Exercise data
=-=-=-=-=
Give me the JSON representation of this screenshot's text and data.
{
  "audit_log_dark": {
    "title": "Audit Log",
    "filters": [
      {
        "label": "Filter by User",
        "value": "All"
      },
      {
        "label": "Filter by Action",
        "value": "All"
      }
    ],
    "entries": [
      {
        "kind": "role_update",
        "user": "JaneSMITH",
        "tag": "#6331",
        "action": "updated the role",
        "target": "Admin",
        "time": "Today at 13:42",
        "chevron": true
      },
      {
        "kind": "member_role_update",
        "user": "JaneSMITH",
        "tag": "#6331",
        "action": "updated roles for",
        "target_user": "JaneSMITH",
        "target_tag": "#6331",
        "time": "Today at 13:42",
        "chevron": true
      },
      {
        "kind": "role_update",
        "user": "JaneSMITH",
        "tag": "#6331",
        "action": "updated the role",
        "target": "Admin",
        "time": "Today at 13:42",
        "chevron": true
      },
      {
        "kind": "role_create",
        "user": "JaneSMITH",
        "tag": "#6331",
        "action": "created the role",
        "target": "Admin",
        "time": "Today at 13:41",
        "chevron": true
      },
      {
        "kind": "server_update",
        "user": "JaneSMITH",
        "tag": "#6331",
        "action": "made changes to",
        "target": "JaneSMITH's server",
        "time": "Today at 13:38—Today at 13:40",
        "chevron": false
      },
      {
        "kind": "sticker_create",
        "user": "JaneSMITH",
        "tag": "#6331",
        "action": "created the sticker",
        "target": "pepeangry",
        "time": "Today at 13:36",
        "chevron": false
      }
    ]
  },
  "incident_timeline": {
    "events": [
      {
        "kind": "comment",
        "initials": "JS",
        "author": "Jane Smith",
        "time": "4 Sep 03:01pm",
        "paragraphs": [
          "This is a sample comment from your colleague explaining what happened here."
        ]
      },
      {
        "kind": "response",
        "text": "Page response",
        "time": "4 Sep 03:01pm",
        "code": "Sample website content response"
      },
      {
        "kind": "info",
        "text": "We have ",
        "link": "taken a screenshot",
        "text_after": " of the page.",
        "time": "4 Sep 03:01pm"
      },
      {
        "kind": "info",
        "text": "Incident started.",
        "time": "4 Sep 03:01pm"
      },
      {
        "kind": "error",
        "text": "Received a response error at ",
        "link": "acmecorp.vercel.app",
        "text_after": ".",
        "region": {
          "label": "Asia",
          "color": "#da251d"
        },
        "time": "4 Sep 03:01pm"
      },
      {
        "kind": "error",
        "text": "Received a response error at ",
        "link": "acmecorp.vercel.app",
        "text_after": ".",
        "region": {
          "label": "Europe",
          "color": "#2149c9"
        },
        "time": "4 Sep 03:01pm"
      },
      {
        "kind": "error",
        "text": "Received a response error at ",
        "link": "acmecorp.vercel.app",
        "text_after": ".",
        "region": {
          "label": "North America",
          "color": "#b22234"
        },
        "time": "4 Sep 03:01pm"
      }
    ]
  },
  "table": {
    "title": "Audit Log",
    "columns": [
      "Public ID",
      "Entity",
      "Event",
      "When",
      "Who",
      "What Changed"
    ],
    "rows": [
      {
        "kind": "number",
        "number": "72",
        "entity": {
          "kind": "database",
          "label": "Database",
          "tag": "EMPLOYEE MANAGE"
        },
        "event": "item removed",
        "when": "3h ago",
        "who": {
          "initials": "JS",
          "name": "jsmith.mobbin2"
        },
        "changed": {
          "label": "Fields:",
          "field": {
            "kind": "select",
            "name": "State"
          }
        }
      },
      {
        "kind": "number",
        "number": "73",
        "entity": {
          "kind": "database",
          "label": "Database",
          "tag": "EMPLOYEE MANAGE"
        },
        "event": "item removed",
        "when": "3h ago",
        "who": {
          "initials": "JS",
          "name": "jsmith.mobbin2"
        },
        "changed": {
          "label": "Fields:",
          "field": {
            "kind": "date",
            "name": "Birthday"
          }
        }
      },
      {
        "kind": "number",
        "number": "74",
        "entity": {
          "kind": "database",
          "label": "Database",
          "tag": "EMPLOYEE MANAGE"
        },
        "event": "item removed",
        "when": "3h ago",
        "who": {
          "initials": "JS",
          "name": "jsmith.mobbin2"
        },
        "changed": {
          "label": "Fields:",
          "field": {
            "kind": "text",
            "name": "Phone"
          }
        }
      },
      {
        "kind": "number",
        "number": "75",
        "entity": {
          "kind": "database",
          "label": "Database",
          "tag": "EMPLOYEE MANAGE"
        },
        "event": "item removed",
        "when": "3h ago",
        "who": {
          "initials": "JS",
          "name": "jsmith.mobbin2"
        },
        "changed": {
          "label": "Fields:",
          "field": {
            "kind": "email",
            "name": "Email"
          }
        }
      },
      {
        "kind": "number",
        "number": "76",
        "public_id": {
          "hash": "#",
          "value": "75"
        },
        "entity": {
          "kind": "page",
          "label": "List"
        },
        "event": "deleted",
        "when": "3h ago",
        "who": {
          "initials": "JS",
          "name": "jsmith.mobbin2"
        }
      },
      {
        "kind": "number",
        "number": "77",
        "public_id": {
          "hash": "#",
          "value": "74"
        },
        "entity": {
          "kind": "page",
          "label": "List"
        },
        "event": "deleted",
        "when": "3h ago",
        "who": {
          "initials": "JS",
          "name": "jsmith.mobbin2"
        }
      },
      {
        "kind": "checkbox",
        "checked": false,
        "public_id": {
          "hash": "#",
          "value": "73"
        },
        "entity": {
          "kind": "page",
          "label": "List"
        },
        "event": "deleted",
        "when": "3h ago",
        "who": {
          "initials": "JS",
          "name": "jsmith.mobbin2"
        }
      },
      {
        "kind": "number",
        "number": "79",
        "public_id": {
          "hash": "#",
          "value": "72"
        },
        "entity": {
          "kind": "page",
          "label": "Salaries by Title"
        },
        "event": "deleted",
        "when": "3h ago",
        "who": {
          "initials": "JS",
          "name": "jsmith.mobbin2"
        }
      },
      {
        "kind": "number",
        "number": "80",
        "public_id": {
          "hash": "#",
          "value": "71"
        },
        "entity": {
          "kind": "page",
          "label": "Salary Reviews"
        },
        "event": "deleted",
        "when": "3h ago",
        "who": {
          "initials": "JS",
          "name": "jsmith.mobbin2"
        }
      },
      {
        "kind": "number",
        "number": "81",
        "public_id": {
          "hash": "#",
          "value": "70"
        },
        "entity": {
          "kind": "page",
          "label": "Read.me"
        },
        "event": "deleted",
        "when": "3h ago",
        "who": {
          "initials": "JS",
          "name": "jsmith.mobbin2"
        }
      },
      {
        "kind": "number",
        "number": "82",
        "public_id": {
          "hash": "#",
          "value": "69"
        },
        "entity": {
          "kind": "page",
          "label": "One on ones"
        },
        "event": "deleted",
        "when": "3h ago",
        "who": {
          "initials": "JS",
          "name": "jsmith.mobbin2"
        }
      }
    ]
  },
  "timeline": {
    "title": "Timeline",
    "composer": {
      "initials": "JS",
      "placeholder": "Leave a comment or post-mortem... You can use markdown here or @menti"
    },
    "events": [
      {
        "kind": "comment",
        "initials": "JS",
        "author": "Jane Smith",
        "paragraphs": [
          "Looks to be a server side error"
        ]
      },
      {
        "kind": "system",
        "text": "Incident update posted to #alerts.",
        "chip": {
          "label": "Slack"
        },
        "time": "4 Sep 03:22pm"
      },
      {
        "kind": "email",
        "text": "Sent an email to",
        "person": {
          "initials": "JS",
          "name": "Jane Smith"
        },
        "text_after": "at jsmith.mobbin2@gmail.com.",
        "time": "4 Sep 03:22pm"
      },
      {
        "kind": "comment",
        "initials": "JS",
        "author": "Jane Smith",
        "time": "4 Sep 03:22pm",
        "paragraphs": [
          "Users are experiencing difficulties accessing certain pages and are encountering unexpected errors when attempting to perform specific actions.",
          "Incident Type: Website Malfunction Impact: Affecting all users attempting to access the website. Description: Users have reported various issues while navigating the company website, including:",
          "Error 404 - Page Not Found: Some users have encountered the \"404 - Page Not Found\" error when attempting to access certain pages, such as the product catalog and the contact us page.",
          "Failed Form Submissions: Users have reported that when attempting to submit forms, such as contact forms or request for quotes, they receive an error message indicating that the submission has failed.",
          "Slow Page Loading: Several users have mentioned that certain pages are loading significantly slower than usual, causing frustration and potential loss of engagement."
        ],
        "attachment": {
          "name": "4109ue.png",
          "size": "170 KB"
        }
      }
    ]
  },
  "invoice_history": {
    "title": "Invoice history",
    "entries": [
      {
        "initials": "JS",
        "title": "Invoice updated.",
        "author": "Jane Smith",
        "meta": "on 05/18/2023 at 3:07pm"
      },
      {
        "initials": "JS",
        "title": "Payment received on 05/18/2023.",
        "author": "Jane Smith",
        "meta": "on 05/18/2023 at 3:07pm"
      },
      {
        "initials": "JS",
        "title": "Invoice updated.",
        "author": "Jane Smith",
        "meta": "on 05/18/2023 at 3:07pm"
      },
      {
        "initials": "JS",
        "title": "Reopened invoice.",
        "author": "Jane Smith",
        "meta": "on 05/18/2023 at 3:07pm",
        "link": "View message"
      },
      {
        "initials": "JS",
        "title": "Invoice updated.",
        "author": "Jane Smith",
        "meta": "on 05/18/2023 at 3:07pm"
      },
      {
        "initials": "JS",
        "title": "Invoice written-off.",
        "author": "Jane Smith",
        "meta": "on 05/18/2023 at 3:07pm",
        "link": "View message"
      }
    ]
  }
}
=-=-=-=-=
Directive
Determine the number of lines in the records that include the string "screenshot", and respond with that number only.

Reply
2